Data menunjukkan bahwa setelah kenaikan ini, tarif PPN Indonesia menjadi salah satu yang tertinggi di Asia Tenggara, hanya di bawah Filipina yang menetapkan tarif 12 persen. Meski beban pajak semakin berat, fasilitas publik yang diberikan pemerintah masih belum memadai. Di sisi lain, kasus korupsi yang terus terjadi serta tingginya angka utang negara memperkuat persepsi negatif masyarakat terhadap pengelolaan fiskal oleh pemerintah. Kondisi ini memunculkan pertanyaan serius terkait efektivitas kebijakan pajak yang diberlakukan.
Penyebab Kesengsaraan dari Kenaikan PPN
Kebijakan kenaikan tarif PPN adalah konsekuensi dari penerapan sistem ekonomi kapitalis, yang menjadikan pajak sebagai sumber utama pendapatan negara. Dalam sistem ini, pajak memiliki peran sentral dalam menutup defisit anggaran dan membiayai berbagai program pemerintah. Namun, pendekatan ini memiliki kelemahan mendasar, yaitu cenderung mengorbankan kepentingan masyarakat kecil. Dengan PPN yang lebih tinggi, harga barang dan jasa meningkat, sehingga daya beli masyarakat berkurang. Bagi kelompok masyarakat bawah, yang menghabiskan sebagian besar pendapatannya untuk konsumsi kebutuhan pokok, kenaikan ini sangat terasa.
Selain itu, tingginya tingkat korupsi dan pengelolaan anggaran yang tidak transparan semakin memperburuk situasi. Meski pendapatan negara meningkat, banyak dana yang tidak digunakan secara efisien, bahkan hilang akibat praktik korupsi. Di sisi lain, pemerintah terus bergantung pada utang luar negeri untuk menutup kebutuhan anggaran. Ketergantungan ini menunjukkan lemahnya sistem fiskal yang seharusnya bisa lebih mandiri.
Ketidakadilan dalam sistem ekonomi kapitalis juga tampak jelas ketika negara lebih banyak berperan sebagai regulator dan fasilitator bagi kepentingan pemilik modal. Berbagai kebijakan sering kali lebih menguntungkan korporasi besar dibandingkan masyarakat umum. Misalnya, insentif pajak yang diberikan kepada perusahaan besar tidak seimbang dengan beban yang ditanggung masyarakat kecil melalui kenaikan PPN.
==========
- Yang Harus Dikerjakan
Jawab pertanyaan berikut dari teks tentang kenaikan PPN di atas.
1. Negara Asia Tenggara mana yang tarif PPN-nya disebut lebih tinggi daripada Indonesia, dan berapa tarifnya?
2. Kelompok masyarakat mana yang paling merasakan kenaikan PPN?
3. Untuk menutup kebutuhan anggaran, pemerintah terus bergantung pada apa?
==========
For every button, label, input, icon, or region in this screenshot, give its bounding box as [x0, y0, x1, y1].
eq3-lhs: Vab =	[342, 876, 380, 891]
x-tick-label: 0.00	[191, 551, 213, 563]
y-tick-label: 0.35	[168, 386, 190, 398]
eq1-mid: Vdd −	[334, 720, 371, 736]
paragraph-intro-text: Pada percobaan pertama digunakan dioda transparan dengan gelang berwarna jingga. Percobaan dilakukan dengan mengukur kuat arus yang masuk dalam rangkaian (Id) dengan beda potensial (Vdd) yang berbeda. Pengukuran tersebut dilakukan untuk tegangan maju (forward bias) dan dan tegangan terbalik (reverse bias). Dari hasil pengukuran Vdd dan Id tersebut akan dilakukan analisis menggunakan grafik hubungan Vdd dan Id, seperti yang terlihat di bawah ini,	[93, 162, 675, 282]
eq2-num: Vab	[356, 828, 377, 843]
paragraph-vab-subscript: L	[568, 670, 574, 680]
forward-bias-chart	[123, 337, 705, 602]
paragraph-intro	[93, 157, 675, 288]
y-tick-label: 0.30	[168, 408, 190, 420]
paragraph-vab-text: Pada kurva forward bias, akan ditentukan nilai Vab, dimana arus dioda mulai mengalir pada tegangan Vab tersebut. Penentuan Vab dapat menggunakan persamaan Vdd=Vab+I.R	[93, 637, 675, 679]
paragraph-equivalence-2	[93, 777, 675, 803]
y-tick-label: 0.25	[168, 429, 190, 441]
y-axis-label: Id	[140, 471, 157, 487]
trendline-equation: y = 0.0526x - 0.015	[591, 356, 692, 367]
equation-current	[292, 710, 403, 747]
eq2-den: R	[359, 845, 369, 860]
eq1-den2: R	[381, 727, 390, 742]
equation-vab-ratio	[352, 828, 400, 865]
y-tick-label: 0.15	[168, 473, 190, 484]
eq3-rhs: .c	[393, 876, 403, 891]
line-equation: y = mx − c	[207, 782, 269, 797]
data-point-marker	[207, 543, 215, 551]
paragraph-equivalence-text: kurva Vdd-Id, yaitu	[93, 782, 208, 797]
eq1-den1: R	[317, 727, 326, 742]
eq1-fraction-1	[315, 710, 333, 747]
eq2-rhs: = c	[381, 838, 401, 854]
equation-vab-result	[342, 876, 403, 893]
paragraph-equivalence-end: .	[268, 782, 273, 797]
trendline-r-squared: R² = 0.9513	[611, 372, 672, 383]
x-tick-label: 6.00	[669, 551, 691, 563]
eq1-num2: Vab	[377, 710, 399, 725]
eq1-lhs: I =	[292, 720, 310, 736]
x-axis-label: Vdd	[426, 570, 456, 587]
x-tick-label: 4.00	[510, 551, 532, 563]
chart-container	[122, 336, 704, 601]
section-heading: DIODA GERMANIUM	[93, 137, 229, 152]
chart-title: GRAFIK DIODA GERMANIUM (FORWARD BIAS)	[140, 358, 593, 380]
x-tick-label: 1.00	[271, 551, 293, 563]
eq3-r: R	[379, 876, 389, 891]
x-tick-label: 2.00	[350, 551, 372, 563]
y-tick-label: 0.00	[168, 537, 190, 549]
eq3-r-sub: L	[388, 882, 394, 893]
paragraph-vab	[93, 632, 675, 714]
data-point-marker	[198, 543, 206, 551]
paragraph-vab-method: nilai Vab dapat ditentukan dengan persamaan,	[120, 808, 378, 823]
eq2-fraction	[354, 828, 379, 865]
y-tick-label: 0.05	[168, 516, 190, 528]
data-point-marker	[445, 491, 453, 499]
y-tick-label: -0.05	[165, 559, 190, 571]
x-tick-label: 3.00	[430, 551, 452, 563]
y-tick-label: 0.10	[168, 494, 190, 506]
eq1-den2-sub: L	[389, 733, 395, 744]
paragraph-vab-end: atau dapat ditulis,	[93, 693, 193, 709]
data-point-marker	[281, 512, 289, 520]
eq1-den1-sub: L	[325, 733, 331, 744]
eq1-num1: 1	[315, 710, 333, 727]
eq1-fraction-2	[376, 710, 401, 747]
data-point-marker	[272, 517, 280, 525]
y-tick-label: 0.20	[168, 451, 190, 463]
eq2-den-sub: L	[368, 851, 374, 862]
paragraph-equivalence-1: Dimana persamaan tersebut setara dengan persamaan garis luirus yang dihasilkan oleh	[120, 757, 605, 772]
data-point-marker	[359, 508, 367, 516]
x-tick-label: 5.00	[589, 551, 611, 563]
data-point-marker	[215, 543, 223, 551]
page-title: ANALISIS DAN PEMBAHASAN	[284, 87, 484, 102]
==========
- Jawaban
1. Filipina, dengan tarif 12 persen.
2. Kelompok masyarakat bawah, yang menghabiskan sebagian besar pendapatannya untuk konsumsi kebutuhan pokok.
3. Utang luar negeri.